Saved entries:
----------

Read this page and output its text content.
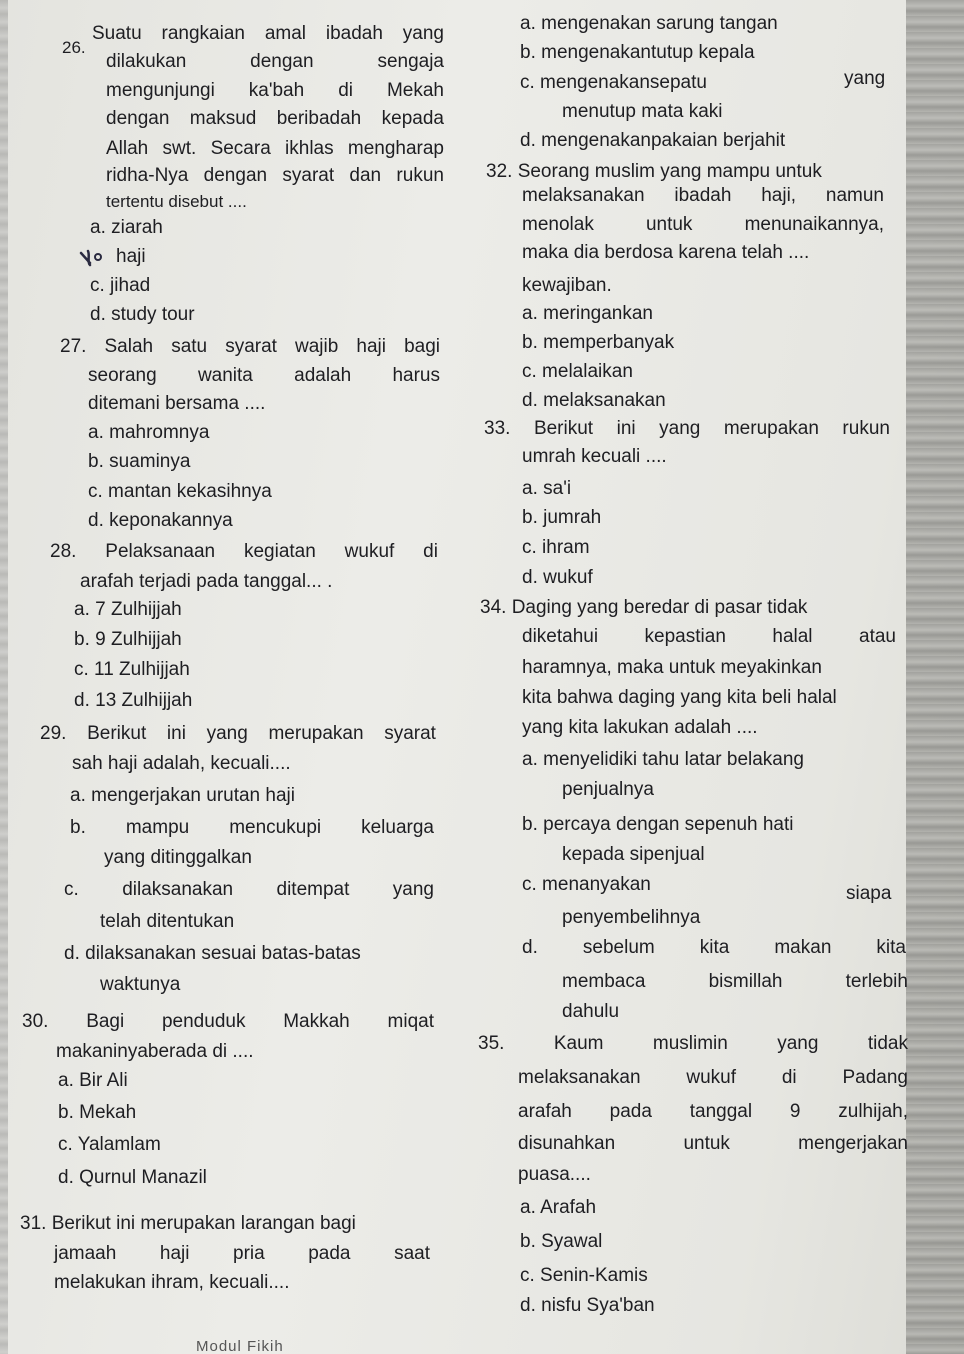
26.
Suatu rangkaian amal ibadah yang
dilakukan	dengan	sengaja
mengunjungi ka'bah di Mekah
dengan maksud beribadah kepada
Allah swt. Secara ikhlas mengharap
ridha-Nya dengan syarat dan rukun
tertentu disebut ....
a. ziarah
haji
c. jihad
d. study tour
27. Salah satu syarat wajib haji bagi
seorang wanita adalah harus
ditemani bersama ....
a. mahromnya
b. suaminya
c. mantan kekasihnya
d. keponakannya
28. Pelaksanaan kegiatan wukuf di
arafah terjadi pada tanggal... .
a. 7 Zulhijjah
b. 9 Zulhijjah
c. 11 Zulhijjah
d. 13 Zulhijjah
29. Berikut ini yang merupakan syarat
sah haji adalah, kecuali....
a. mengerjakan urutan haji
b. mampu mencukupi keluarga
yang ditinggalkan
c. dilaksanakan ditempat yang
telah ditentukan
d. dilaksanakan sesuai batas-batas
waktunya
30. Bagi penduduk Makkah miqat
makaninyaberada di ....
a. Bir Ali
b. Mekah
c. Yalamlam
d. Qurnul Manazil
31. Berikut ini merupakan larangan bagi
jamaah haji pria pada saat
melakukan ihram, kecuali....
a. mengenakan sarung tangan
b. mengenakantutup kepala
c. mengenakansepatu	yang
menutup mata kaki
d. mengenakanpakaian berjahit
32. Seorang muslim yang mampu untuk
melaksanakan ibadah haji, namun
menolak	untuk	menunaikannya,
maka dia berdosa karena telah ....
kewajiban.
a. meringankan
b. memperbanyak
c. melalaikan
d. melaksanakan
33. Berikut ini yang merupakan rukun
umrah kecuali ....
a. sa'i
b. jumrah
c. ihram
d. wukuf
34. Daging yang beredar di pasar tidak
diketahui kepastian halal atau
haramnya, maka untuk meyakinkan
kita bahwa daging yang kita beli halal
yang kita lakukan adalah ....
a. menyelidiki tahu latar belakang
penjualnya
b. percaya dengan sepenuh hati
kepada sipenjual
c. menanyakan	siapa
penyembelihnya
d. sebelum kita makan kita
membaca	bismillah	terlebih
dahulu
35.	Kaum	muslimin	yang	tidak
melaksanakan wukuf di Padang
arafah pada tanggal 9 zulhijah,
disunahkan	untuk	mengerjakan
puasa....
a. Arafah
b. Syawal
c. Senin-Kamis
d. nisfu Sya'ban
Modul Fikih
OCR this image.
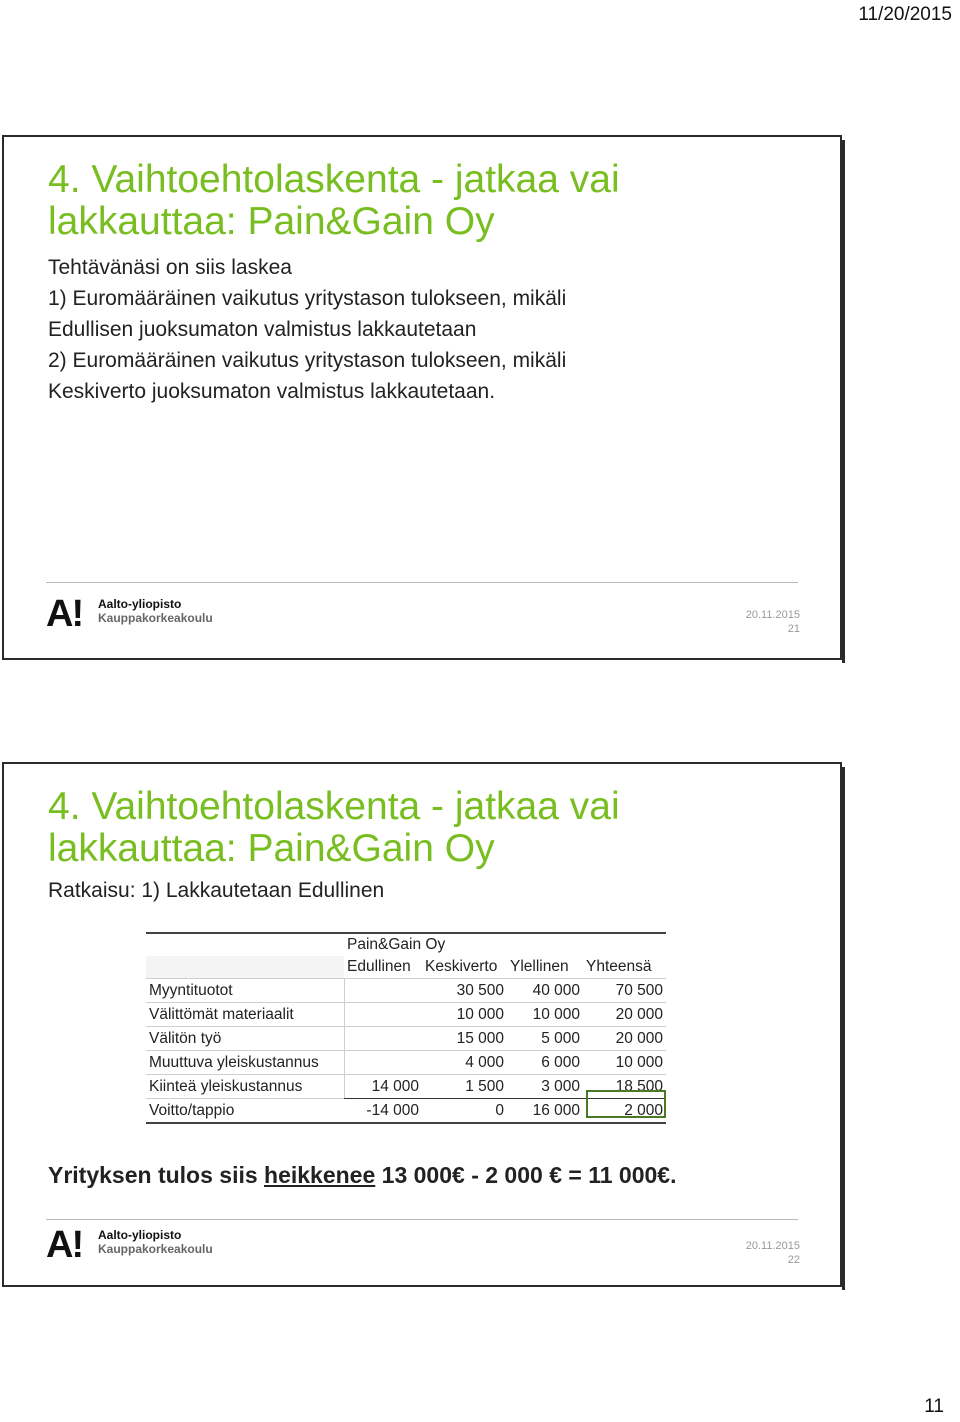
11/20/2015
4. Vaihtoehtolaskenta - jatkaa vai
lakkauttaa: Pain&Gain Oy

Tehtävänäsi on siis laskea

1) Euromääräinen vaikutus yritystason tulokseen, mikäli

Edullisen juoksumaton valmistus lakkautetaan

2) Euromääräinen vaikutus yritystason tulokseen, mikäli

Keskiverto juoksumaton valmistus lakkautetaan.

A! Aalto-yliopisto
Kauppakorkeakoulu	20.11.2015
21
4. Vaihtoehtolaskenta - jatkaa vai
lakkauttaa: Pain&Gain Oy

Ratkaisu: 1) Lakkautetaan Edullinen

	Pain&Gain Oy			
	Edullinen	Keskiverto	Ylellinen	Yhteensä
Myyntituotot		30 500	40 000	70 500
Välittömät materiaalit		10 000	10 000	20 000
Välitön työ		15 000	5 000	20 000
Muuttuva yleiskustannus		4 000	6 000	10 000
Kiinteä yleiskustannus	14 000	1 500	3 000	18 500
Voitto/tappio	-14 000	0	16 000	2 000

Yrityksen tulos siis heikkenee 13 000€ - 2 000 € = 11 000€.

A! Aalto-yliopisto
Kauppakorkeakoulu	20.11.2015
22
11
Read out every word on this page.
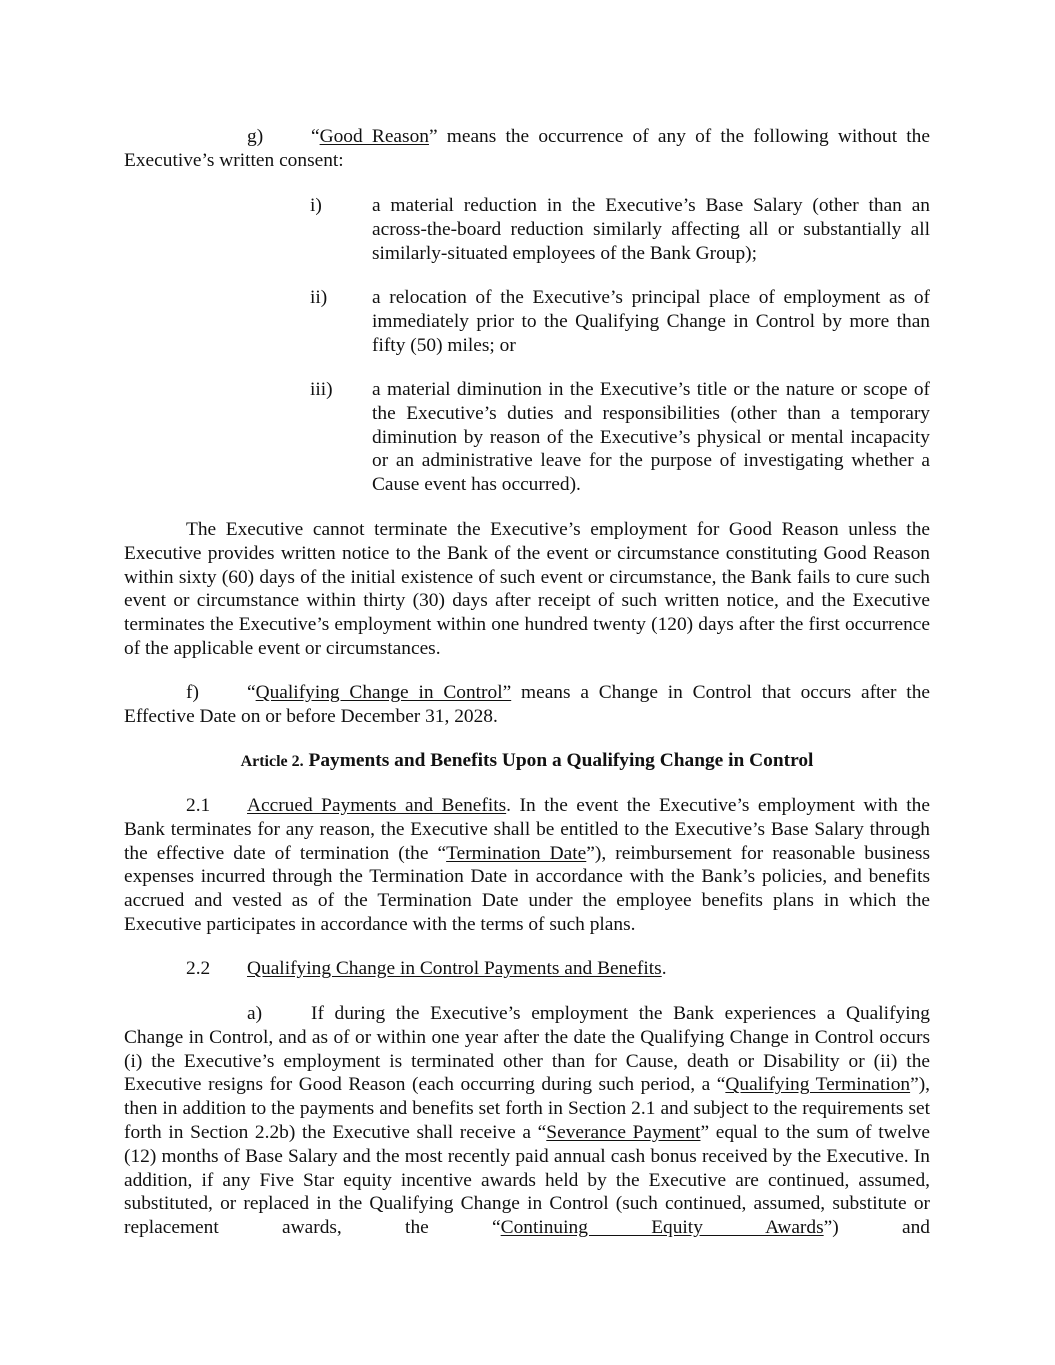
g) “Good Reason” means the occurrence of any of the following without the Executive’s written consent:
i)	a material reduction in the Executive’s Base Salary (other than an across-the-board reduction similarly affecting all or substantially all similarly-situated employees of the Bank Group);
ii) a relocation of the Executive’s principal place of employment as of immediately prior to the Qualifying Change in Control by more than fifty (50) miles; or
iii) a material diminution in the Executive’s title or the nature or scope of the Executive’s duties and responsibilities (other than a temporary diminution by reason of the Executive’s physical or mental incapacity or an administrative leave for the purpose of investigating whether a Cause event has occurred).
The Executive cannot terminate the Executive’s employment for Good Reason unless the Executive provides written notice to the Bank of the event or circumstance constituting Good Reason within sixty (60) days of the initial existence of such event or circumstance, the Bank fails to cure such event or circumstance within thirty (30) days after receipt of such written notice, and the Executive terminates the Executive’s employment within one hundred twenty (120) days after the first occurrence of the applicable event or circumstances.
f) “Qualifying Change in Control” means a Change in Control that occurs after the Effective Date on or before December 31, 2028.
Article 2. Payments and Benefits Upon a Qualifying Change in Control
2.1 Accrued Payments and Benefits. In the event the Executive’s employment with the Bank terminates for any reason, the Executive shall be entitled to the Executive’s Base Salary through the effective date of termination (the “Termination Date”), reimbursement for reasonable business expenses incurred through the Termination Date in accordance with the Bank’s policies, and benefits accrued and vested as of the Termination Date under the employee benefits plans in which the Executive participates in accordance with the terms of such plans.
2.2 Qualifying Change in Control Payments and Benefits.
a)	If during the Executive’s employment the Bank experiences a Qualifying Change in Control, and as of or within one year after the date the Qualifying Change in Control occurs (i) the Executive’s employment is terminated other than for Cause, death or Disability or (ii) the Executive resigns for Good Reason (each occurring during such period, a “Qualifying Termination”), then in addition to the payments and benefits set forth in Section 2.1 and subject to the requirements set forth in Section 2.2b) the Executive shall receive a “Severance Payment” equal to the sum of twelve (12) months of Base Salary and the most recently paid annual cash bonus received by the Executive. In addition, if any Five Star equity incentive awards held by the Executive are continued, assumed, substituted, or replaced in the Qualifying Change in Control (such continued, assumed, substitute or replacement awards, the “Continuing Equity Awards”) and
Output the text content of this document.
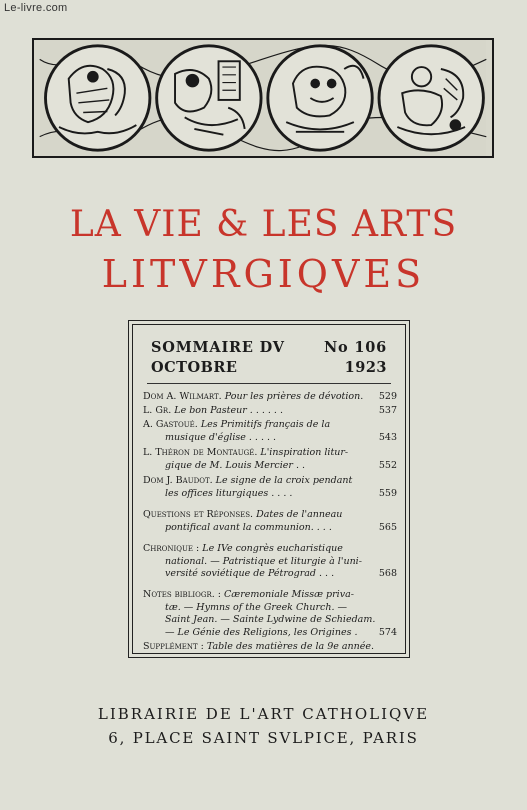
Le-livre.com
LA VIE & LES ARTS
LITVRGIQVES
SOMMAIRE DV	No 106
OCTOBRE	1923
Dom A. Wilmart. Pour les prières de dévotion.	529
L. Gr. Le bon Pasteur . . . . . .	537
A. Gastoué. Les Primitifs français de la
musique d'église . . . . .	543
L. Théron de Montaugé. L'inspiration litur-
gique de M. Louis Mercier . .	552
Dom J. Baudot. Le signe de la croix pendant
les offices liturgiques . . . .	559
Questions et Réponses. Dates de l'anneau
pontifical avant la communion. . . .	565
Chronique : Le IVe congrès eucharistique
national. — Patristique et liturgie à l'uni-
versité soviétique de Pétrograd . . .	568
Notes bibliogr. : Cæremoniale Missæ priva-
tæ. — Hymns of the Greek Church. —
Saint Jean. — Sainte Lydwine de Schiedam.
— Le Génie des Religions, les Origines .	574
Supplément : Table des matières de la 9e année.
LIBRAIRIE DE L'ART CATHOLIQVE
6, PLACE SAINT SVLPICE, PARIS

----------

## Problem statement:
The pictures in the entries should be left out; output everything else exactly.

## Correct response:
Read this page and output its text content.
26.
Suatu rangkaian amal ibadah yang
dilakukan	dengan	sengaja
mengunjungi ka'bah di Mekah
dengan maksud beribadah kepada
Allah swt. Secara ikhlas mengharap
ridha-Nya dengan syarat dan rukun
tertentu disebut ....
a. ziarah
haji
c. jihad
d. study tour
27. Salah satu syarat wajib haji bagi
seorang wanita adalah harus
ditemani bersama ....
a. mahromnya
b. suaminya
c. mantan kekasihnya
d. keponakannya
28. Pelaksanaan kegiatan wukuf di
arafah terjadi pada tanggal... .
a. 7 Zulhijjah
b. 9 Zulhijjah
c. 11 Zulhijjah
d. 13 Zulhijjah
29. Berikut ini yang merupakan syarat
sah haji adalah, kecuali....
a. mengerjakan urutan haji
b. mampu mencukupi keluarga
yang ditinggalkan
c. dilaksanakan ditempat yang
telah ditentukan
d. dilaksanakan sesuai batas-batas
waktunya
30. Bagi penduduk Makkah miqat
makaninyaberada di ....
a. Bir Ali
b. Mekah
c. Yalamlam
d. Qurnul Manazil
31. Berikut ini merupakan larangan bagi
jamaah haji pria pada saat
melakukan ihram, kecuali....
a. mengenakan sarung tangan
b. mengenakantutup kepala
c. mengenakansepatu	yang
menutup mata kaki
d. mengenakanpakaian berjahit
32. Seorang muslim yang mampu untuk
melaksanakan ibadah haji, namun
menolak	untuk	menunaikannya,
maka dia berdosa karena telah ....
kewajiban.
a. meringankan
b. memperbanyak
c. melalaikan
d. melaksanakan
33. Berikut ini yang merupakan rukun
umrah kecuali ....
a. sa'i
b. jumrah
c. ihram
d. wukuf
34. Daging yang beredar di pasar tidak
diketahui kepastian halal atau
haramnya, maka untuk meyakinkan
kita bahwa daging yang kita beli halal
yang kita lakukan adalah ....
a. menyelidiki tahu latar belakang
penjualnya
b. percaya dengan sepenuh hati
kepada sipenjual
c. menanyakan	siapa
penyembelihnya
d. sebelum kita makan kita
membaca	bismillah	terlebih
dahulu
35.	Kaum	muslimin	yang	tidak
melaksanakan wukuf di Padang
arafah pada tanggal 9 zulhijah,
disunahkan	untuk	mengerjakan
puasa....
a. Arafah
b. Syawal
c. Senin-Kamis
d. nisfu Sya'ban
Modul Fikih
OCR this image.
11/20/2015
4. Vaihtoehtolaskenta - jatkaa vai
lakkauttaa: Pain&Gain Oy

Tehtävänäsi on siis laskea

1) Euromääräinen vaikutus yritystason tulokseen, mikäli

Edullisen juoksumaton valmistus lakkautetaan

2) Euromääräinen vaikutus yritystason tulokseen, mikäli

Keskiverto juoksumaton valmistus lakkautetaan.

A! Aalto-yliopisto
Kauppakorkeakoulu	20.11.2015
21
4. Vaihtoehtolaskenta - jatkaa vai
lakkauttaa: Pain&Gain Oy

Ratkaisu: 1) Lakkautetaan Edullinen

	Pain&Gain Oy			
	Edullinen	Keskiverto	Ylellinen	Yhteensä
Myyntituotot		30 500	40 000	70 500
Välittömät materiaalit		10 000	10 000	20 000
Välitön työ		15 000	5 000	20 000
Muuttuva yleiskustannus		4 000	6 000	10 000
Kiinteä yleiskustannus	14 000	1 500	3 000	18 500
Voitto/tappio	-14 000	0	16 000	2 000

Yrityksen tulos siis heikkenee 13 000€ - 2 000 € = 11 000€.

A! Aalto-yliopisto
Kauppakorkeakoulu	20.11.2015
22
11
Read out every word on this page.
g) “Good Reason” means the occurrence of any of the following without the Executive’s written consent:
i)	a material reduction in the Executive’s Base Salary (other than an across-the-board reduction similarly affecting all or substantially all similarly-situated employees of the Bank Group);
ii) a relocation of the Executive’s principal place of employment as of immediately prior to the Qualifying Change in Control by more than fifty (50) miles; or
iii) a material diminution in the Executive’s title or the nature or scope of the Executive’s duties and responsibilities (other than a temporary diminution by reason of the Executive’s physical or mental incapacity or an administrative leave for the purpose of investigating whether a Cause event has occurred).
The Executive cannot terminate the Executive’s employment for Good Reason unless the Executive provides written notice to the Bank of the event or circumstance constituting Good Reason within sixty (60) days of the initial existence of such event or circumstance, the Bank fails to cure such event or circumstance within thirty (30) days after receipt of such written notice, and the Executive terminates the Executive’s employment within one hundred twenty (120) days after the first occurrence of the applicable event or circumstances.
f) “Qualifying Change in Control” means a Change in Control that occurs after the Effective Date on or before December 31, 2028.
Article 2. Payments and Benefits Upon a Qualifying Change in Control
2.1 Accrued Payments and Benefits. In the event the Executive’s employment with the Bank terminates for any reason, the Executive shall be entitled to the Executive’s Base Salary through the effective date of termination (the “Termination Date”), reimbursement for reasonable business expenses incurred through the Termination Date in accordance with the Bank’s policies, and benefits accrued and vested as of the Termination Date under the employee benefits plans in which the Executive participates in accordance with the terms of such plans.
2.2 Qualifying Change in Control Payments and Benefits.
a)	If during the Executive’s employment the Bank experiences a Qualifying Change in Control, and as of or within one year after the date the Qualifying Change in Control occurs (i) the Executive’s employment is terminated other than for Cause, death or Disability or (ii) the Executive resigns for Good Reason (each occurring during such period, a “Qualifying Termination”), then in addition to the payments and benefits set forth in Section 2.1 and subject to the requirements set forth in Section 2.2b) the Executive shall receive a “Severance Payment” equal to the sum of twelve (12) months of Base Salary and the most recently paid annual cash bonus received by the Executive. In addition, if any Five Star equity incentive awards held by the Executive are continued, assumed, substituted, or replaced in the Qualifying Change in Control (such continued, assumed, substitute or replacement awards, the “Continuing Equity Awards”) and
Output the text content of this document.
Le-livre.com
LA VIE & LES ARTS
LITVRGIQVES
SOMMAIRE DV	No 106
OCTOBRE	1923
Dom A. Wilmart. Pour les prières de dévotion.	529
L. Gr. Le bon Pasteur . . . . . .	537
A. Gastoué. Les Primitifs français de la
musique d'église . . . . .	543
L. Théron de Montaugé. L'inspiration litur-
gique de M. Louis Mercier . .	552
Dom J. Baudot. Le signe de la croix pendant
les offices liturgiques . . . .	559
Questions et Réponses. Dates de l'anneau
pontifical avant la communion. . . .	565
Chronique : Le IVe congrès eucharistique
national. — Patristique et liturgie à l'uni-
versité soviétique de Pétrograd . . .	568
Notes bibliogr. : Cæremoniale Missæ priva-
tæ. — Hymns of the Greek Church. —
Saint Jean. — Sainte Lydwine de Schiedam.
— Le Génie des Religions, les Origines .	574
Supplément : Table des matières de la 9e année.
LIBRAIRIE DE L'ART CATHOLIQVE
6, PLACE SAINT SVLPICE, PARIS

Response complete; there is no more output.